Repeat the data verbatim.

***

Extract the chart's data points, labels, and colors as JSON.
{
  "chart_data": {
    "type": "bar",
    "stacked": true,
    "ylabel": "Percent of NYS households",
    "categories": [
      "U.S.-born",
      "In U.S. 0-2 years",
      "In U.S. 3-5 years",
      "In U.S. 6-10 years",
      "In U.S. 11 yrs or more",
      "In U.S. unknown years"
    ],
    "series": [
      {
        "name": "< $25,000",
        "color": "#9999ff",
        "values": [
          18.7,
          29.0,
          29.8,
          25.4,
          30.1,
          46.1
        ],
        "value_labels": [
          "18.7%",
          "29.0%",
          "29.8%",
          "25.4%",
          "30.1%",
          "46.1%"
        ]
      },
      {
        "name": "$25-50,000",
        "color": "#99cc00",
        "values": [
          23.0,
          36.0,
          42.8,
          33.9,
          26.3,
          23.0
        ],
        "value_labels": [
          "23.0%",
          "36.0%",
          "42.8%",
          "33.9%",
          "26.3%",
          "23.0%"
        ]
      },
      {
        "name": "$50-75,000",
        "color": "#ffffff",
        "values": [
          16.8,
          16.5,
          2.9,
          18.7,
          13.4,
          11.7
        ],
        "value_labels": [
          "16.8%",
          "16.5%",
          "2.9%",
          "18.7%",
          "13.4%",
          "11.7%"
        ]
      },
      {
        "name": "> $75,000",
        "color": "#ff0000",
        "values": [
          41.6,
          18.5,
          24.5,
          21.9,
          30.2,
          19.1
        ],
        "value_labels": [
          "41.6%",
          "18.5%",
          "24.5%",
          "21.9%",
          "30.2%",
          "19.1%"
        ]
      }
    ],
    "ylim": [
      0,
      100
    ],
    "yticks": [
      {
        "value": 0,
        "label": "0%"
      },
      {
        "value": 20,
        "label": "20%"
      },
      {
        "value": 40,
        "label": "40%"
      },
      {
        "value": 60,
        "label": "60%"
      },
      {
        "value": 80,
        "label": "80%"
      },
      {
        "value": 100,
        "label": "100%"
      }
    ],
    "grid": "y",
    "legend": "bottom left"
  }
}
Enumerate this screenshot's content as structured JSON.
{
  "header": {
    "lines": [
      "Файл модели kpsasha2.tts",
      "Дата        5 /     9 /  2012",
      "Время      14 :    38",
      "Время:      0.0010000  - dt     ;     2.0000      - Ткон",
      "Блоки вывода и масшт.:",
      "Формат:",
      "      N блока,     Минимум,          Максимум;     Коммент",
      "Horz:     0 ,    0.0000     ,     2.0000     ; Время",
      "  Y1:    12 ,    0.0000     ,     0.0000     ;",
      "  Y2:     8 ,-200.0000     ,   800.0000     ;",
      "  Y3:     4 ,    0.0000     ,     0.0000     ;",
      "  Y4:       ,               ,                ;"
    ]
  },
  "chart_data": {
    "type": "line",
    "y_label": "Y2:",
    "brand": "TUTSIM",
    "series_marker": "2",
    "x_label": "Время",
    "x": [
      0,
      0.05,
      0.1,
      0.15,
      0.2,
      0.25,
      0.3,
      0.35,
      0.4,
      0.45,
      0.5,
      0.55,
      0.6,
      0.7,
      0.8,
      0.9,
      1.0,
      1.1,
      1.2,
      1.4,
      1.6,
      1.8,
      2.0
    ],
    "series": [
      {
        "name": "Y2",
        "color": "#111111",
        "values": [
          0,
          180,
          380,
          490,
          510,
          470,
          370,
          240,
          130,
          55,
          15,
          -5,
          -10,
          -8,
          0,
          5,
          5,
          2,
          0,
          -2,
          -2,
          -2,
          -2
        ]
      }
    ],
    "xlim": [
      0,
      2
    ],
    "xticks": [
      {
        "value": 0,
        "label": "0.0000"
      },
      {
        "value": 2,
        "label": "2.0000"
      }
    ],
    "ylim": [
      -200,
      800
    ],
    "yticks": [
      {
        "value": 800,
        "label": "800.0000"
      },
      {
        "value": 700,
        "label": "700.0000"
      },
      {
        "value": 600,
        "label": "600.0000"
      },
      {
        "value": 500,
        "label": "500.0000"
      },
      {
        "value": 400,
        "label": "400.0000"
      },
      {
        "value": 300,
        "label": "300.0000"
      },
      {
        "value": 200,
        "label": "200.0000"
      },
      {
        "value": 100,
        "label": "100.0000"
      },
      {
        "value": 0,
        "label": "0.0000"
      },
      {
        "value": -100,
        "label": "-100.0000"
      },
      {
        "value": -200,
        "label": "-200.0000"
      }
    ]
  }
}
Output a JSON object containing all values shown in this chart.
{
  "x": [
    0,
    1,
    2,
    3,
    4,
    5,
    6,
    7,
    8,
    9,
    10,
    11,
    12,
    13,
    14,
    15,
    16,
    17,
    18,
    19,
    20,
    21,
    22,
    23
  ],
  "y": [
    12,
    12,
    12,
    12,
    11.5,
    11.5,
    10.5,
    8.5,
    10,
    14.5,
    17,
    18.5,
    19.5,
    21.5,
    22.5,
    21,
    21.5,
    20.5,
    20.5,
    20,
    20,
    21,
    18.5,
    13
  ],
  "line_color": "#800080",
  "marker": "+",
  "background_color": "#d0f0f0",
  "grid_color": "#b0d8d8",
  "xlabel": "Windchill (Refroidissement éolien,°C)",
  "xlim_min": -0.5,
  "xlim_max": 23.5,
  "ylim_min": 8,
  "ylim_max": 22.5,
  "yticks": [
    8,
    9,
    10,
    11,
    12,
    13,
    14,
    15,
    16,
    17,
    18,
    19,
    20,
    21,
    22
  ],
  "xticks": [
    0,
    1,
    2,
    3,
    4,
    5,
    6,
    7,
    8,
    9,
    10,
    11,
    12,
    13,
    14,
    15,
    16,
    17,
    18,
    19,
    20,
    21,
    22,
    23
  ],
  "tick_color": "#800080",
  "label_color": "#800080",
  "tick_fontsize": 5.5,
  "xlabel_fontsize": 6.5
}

***

**COMPLETE ANSWER**
Extract the chart's data points, labels, and colors as JSON.
{
  "chart_data": {
    "type": "bar",
    "stacked": true,
    "ylabel": "Percent of NYS households",
    "categories": [
      "U.S.-born",
      "In U.S. 0-2 years",
      "In U.S. 3-5 years",
      "In U.S. 6-10 years",
      "In U.S. 11 yrs or more",
      "In U.S. unknown years"
    ],
    "series": [
      {
        "name": "< $25,000",
        "color": "#9999ff",
        "values": [
          18.7,
          29.0,
          29.8,
          25.4,
          30.1,
          46.1
        ],
        "value_labels": [
          "18.7%",
          "29.0%",
          "29.8%",
          "25.4%",
          "30.1%",
          "46.1%"
        ]
      },
      {
        "name": "$25-50,000",
        "color": "#99cc00",
        "values": [
          23.0,
          36.0,
          42.8,
          33.9,
          26.3,
          23.0
        ],
        "value_labels": [
          "23.0%",
          "36.0%",
          "42.8%",
          "33.9%",
          "26.3%",
          "23.0%"
        ]
      },
      {
        "name": "$50-75,000",
        "color": "#ffffff",
        "values": [
          16.8,
          16.5,
          2.9,
          18.7,
          13.4,
          11.7
        ],
        "value_labels": [
          "16.8%",
          "16.5%",
          "2.9%",
          "18.7%",
          "13.4%",
          "11.7%"
        ]
      },
      {
        "name": "> $75,000",
        "color": "#ff0000",
        "values": [
          41.6,
          18.5,
          24.5,
          21.9,
          30.2,
          19.1
        ],
        "value_labels": [
          "41.6%",
          "18.5%",
          "24.5%",
          "21.9%",
          "30.2%",
          "19.1%"
        ]
      }
    ],
    "ylim": [
      0,
      100
    ],
    "yticks": [
      {
        "value": 0,
        "label": "0%"
      },
      {
        "value": 20,
        "label": "20%"
      },
      {
        "value": 40,
        "label": "40%"
      },
      {
        "value": 60,
        "label": "60%"
      },
      {
        "value": 80,
        "label": "80%"
      },
      {
        "value": 100,
        "label": "100%"
      }
    ],
    "grid": "y",
    "legend": "bottom left"
  }
}
Enumerate this screenshot's content as structured JSON.
{
  "header": {
    "lines": [
      "Файл модели kpsasha2.tts",
      "Дата        5 /     9 /  2012",
      "Время      14 :    38",
      "Время:      0.0010000  - dt     ;     2.0000      - Ткон",
      "Блоки вывода и масшт.:",
      "Формат:",
      "      N блока,     Минимум,          Максимум;     Коммент",
      "Horz:     0 ,    0.0000     ,     2.0000     ; Время",
      "  Y1:    12 ,    0.0000     ,     0.0000     ;",
      "  Y2:     8 ,-200.0000     ,   800.0000     ;",
      "  Y3:     4 ,    0.0000     ,     0.0000     ;",
      "  Y4:       ,               ,                ;"
    ]
  },
  "chart_data": {
    "type": "line",
    "y_label": "Y2:",
    "brand": "TUTSIM",
    "series_marker": "2",
    "x_label": "Время",
    "x": [
      0,
      0.05,
      0.1,
      0.15,
      0.2,
      0.25,
      0.3,
      0.35,
      0.4,
      0.45,
      0.5,
      0.55,
      0.6,
      0.7,
      0.8,
      0.9,
      1.0,
      1.1,
      1.2,
      1.4,
      1.6,
      1.8,
      2.0
    ],
    "series": [
      {
        "name": "Y2",
        "color": "#111111",
        "values": [
          0,
          180,
          380,
          490,
          510,
          470,
          370,
          240,
          130,
          55,
          15,
          -5,
          -10,
          -8,
          0,
          5,
          5,
          2,
          0,
          -2,
          -2,
          -2,
          -2
        ]
      }
    ],
    "xlim": [
      0,
      2
    ],
    "xticks": [
      {
        "value": 0,
        "label": "0.0000"
      },
      {
        "value": 2,
        "label": "2.0000"
      }
    ],
    "ylim": [
      -200,
      800
    ],
    "yticks": [
      {
        "value": 800,
        "label": "800.0000"
      },
      {
        "value": 700,
        "label": "700.0000"
      },
      {
        "value": 600,
        "label": "600.0000"
      },
      {
        "value": 500,
        "label": "500.0000"
      },
      {
        "value": 400,
        "label": "400.0000"
      },
      {
        "value": 300,
        "label": "300.0000"
      },
      {
        "value": 200,
        "label": "200.0000"
      },
      {
        "value": 100,
        "label": "100.0000"
      },
      {
        "value": 0,
        "label": "0.0000"
      },
      {
        "value": -100,
        "label": "-100.0000"
      },
      {
        "value": -200,
        "label": "-200.0000"
      }
    ]
  }
}
Output a JSON object containing all values shown in this chart.
{
  "x": [
    0,
    1,
    2,
    3,
    4,
    5,
    6,
    7,
    8,
    9,
    10,
    11,
    12,
    13,
    14,
    15,
    16,
    17,
    18,
    19,
    20,
    21,
    22,
    23
  ],
  "y": [
    12,
    12,
    12,
    12,
    11.5,
    11.5,
    10.5,
    8.5,
    10,
    14.5,
    17,
    18.5,
    19.5,
    21.5,
    22.5,
    21,
    21.5,
    20.5,
    20.5,
    20,
    20,
    21,
    18.5,
    13
  ],
  "line_color": "#800080",
  "marker": "+",
  "background_color": "#d0f0f0",
  "grid_color": "#b0d8d8",
  "xlabel": "Windchill (Refroidissement éolien,°C)",
  "xlim_min": -0.5,
  "xlim_max": 23.5,
  "ylim_min": 8,
  "ylim_max": 22.5,
  "yticks": [
    8,
    9,
    10,
    11,
    12,
    13,
    14,
    15,
    16,
    17,
    18,
    19,
    20,
    21,
    22
  ],
  "xticks": [
    0,
    1,
    2,
    3,
    4,
    5,
    6,
    7,
    8,
    9,
    10,
    11,
    12,
    13,
    14,
    15,
    16,
    17,
    18,
    19,
    20,
    21,
    22,
    23
  ],
  "tick_color": "#800080",
  "label_color": "#800080",
  "tick_fontsize": 5.5,
  "xlabel_fontsize": 6.5
}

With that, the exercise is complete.